- DOCUMENT EXCERPT -
————————
• B Corporation

    • IN SOCIAL ENTERPRISING

      A benefit corporation that is certified by B Lab.

    Practice & Source: (1) Social enterprise: MIIS Impact: A Glossary for Impact Investing
  • B Lab

    • IN SOCIAL ENTERPRISING

      B Lab is a non-profit organization headquartered in Wayne, Pennsylvania, which created, and awards, the B Corporation certification for for-profit organizations.

    Practice & Source: (1) Social enterprise: Wikipedia
    Commentary

    B Lab is the non-profit organization which: created and awards the B Corporation certification for for-profit organizations; operates GIIRS, a ratings agency and analytics platform for impact investors; and works to pass legislation for new corporate forms that facilitate companies pursuing social and environmental benefits in addition to profit.

  • Base case

    • IN FINANCE

      In reference to a financial model, or financial projections, the expected case of the model using the assumptions that management deems most likely to occur. The financial results for the base case should be better than those for the conservative case but worse than those for the aggressive, or upside case.

    • IN ECONOMICS

      A base case (also called a no build), which is a realistic representation of expected future conditions without the project,

    Practice & Source: (1) Finance/Impact investing: : Go BIG Dictionary, Invstor.com (2) Economics: Transportation Benefit-Cost Analysis
    Commentary

    A base case can either be a prediction of the most likely scenario, or a prediction of what will happen without a particular intervention or decision.

  • Base of Pyramid (BoP)

    • IN FINANCE

      The Base of the Pyramid (BoP) theory suggests that new business opportunities lie in designing and distributing goods and services for poor communities. The idea is espoused by influential US business school academics CK Prahalad and Stuart Hart, who argue that companies can help eradicate poverty by providing goods and services for the 4bn people who live on less than $2 a day – this group is known as the base of the pyramid.

    Practice & Source: (1) Finance/Impact investing: Financial Times Lexicon
    Commentary

    Though “base of the pyramid” is often used to mainly refer to poor communities in developing countries, Franklin D. Roosevelt used “bottom of the pyramid” in his 1932 radio address, The Forgotten Man, which referred to the plight of the American farmer and the importance of building economic power from the bottom up rather than the top down.

  • Baseline

    • IN EVALUATION

      Data that describes the condition of the population at the beginning of the study. Used for comparison with conditions after the study.

    • IN BUSINESS

      Clearly defined starting point (point of departure) from where implementation begins, improvement is judged, or comparison is made.

    • IN EVALUATING

      Baseline—the status of services and outcome-related measures such as knowledge, attitudes, norms, behaviors, and conditions before an intervention, against which progress can be assessed or comparisons made.
————————
- INFORMATION PROVIDED -
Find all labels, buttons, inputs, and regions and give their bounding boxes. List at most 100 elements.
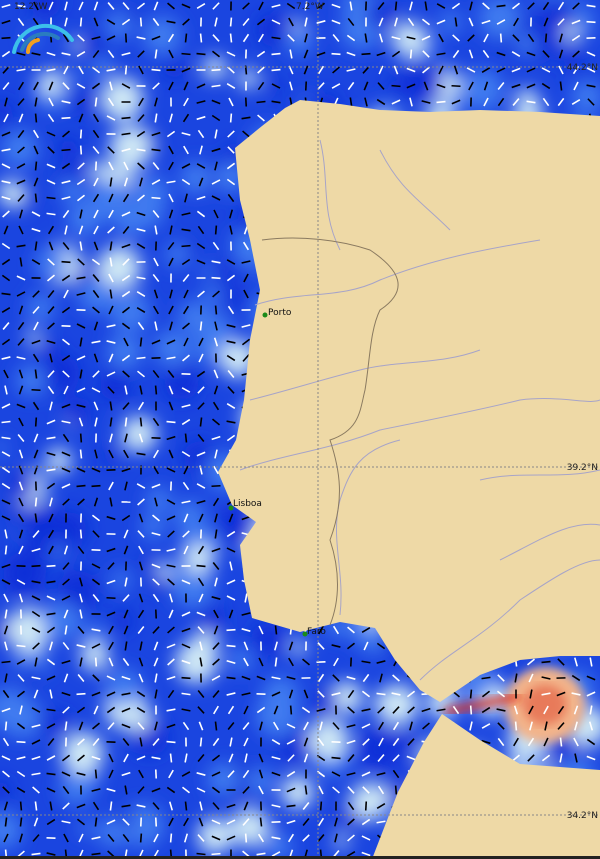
————————
- TASK TO COMPLETE -
Extend the glossary of impact investing terms, beginning right after its final sentence.

- EXERCISE RESULT -
  • Benchmark

    • IN EVALUATING

      Reference point or standard against which performance or achievements can be assessed. A benchmark refers to the performance that has been achieved in the recent past by other comparable organizations, or what can be reasonably inferred to have been achieved in the circumstances.

    • IN BUSINESS

      Standard, or a set of standards, used as a point of reference for evaluating performance or level of quality. Benchmarks may be drawn from a firm’s own experience, from the experience of other firms in the industry, or from legal requirements such as environmental regulations.

    • IN FINANCE

      A point of reference that is used to compare investment performance. It forms an objective test of the effective implementation of an investment strategy.  Benchmarks allow returns and variations in investment returns to be measured and attributed, thereby making it possible to determine how effectively investors have performed against them.

    • IN FINANCE

      A benchmark is a standard against which the performance of a security, mutual fund or investment manager can be measured. Generally, broad market and market-segment stock and bond indexes are used for this purpose.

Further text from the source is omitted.